:: Your objective ::
Edit the material below by changing each "volume-icon" to "speaker-icon", and return every line otherwise unchanged. Leave out the pictures.

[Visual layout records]
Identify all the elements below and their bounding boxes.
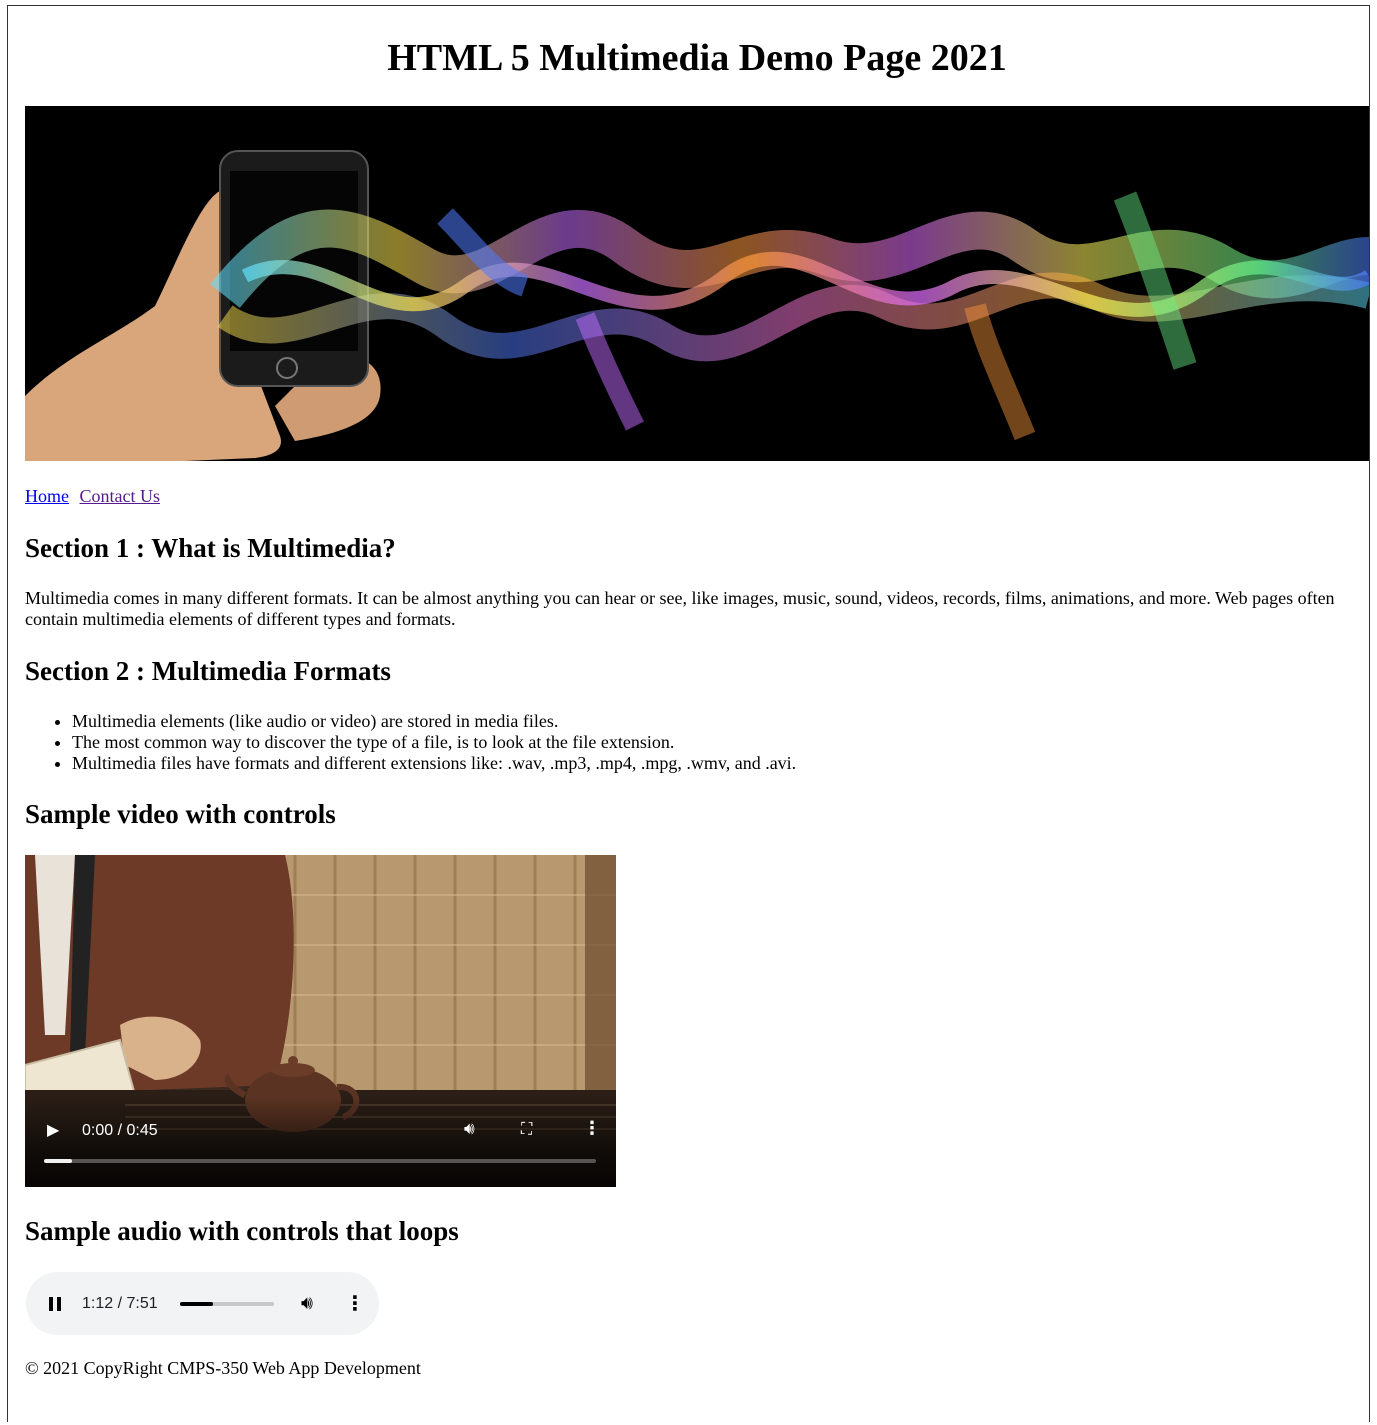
video-progress-fill [44, 1159, 72, 1163]
fullscreen-icon[interactable]: ⛶ [521, 1119, 532, 1139]
more-options-icon[interactable]: ⋮ [345, 1291, 365, 1315]
list-item: Multimedia files have formats and differ… [72, 753, 796, 774]
nav-link-home[interactable]: Home [25, 486, 69, 506]
audio-time: 1:12 / 7:51 [82, 1295, 158, 1312]
audio-progress-fill [180, 1302, 213, 1306]
browser-frame: HTML 5 Multimedia Demo Page 2021 Home Co… [7, 5, 1370, 1422]
list-item: Multimedia elements (like audio or video… [72, 711, 796, 732]
video-time: 0:00 / 0:45 [82, 1122, 158, 1139]
video-heading: Sample video with controls [25, 799, 336, 829]
formats-list: Multimedia elements (like audio or video… [25, 711, 796, 774]
video-progress-track[interactable] [44, 1159, 596, 1163]
audio-heading: Sample audio with controls that loops [25, 1216, 459, 1246]
audio-player[interactable]: 1:12 / 7:51 🔊︎ ⋮ [26, 1272, 379, 1335]
page-title: HTML 5 Multimedia Demo Page 2021 [387, 37, 1007, 79]
footer-copyright: © 2021 CopyRight CMPS-350 Web App Develo… [25, 1358, 421, 1378]
section1-paragraph: Multimedia comes in many different forma… [25, 588, 1335, 629]
banner-artwork [25, 150, 1369, 461]
video-controls [25, 1097, 616, 1187]
section2-heading: Section 2 : Multimedia Formats [25, 656, 391, 686]
volume-icon[interactable]: 🔊︎ [464, 1119, 475, 1139]
pause-icon[interactable] [49, 1297, 61, 1311]
audio-progress-track[interactable] [180, 1302, 274, 1306]
banner-image [25, 106, 1369, 461]
volume-icon[interactable]: 🔊︎ [301, 1292, 313, 1314]
play-icon[interactable]: ▶ [47, 1120, 59, 1139]
nav-link-contact-us[interactable]: Contact Us [80, 486, 161, 506]
section1-heading: Section 1 : What is Multimedia? [25, 533, 396, 563]
more-options-icon[interactable]: ⋮ [583, 1118, 601, 1139]
nav-bar: Home Contact Us [25, 486, 166, 507]
list-item: The most common way to discover the type… [72, 732, 796, 753]
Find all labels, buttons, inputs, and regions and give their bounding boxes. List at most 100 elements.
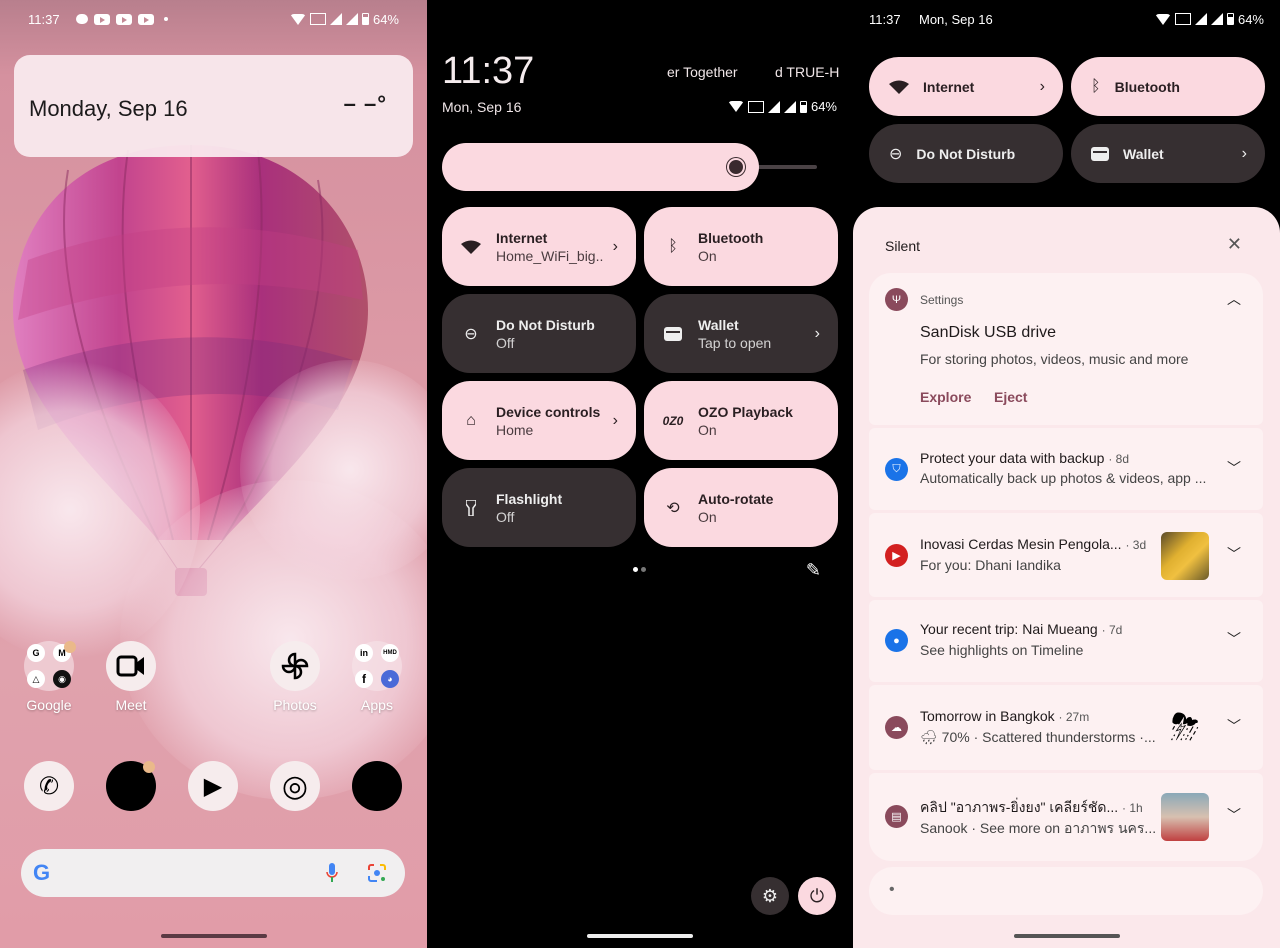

:: Exercise solution ::
Identify all the elements below and their bounding boxes.
video-progress-fill [44, 1159, 72, 1163]
fullscreen-icon[interactable]: ⛶ [521, 1119, 532, 1139]
more-options-icon[interactable]: ⋮ [345, 1291, 365, 1315]
list-item: Multimedia files have formats and differ… [72, 753, 796, 774]
nav-link-home[interactable]: Home [25, 486, 69, 506]
audio-time: 1:12 / 7:51 [82, 1295, 158, 1312]
audio-progress-fill [180, 1302, 213, 1306]
browser-frame: HTML 5 Multimedia Demo Page 2021 Home Co… [7, 5, 1370, 1422]
list-item: Multimedia elements (like audio or video… [72, 711, 796, 732]
video-time: 0:00 / 0:45 [82, 1122, 158, 1139]
video-heading: Sample video with controls [25, 799, 336, 829]
formats-list: Multimedia elements (like audio or video… [25, 711, 796, 774]
video-progress-track[interactable] [44, 1159, 596, 1163]
audio-heading: Sample audio with controls that loops [25, 1216, 459, 1246]
audio-player[interactable]: 1:12 / 7:51 🔊︎ ⋮ [26, 1272, 379, 1335]
page-title: HTML 5 Multimedia Demo Page 2021 [387, 37, 1007, 79]
footer-copyright: © 2021 CopyRight CMPS-350 Web App Develo… [25, 1358, 421, 1378]
section1-paragraph: Multimedia comes in many different forma… [25, 588, 1335, 629]
banner-artwork [25, 150, 1369, 461]
video-controls [25, 1097, 616, 1187]
section2-heading: Section 2 : Multimedia Formats [25, 656, 391, 686]
speaker-icon[interactable]: 🔊︎ [464, 1119, 475, 1139]
pause-icon[interactable] [49, 1297, 61, 1311]
audio-progress-track[interactable] [180, 1302, 274, 1306]
banner-image [25, 106, 1369, 461]
speaker-icon[interactable]: 🔊︎ [301, 1292, 313, 1314]
play-icon[interactable]: ▶ [47, 1120, 59, 1139]
nav-link-contact-us[interactable]: Contact Us [80, 486, 161, 506]
section1-heading: Section 1 : What is Multimedia? [25, 533, 396, 563]
more-options-icon[interactable]: ⋮ [583, 1118, 601, 1139]
nav-bar: Home Contact Us [25, 486, 166, 507]
list-item: The most common way to discover the type… [72, 732, 796, 753]
Find all labels, buttons, inputs, and regions and give their bounding boxes. List at most 100 elements.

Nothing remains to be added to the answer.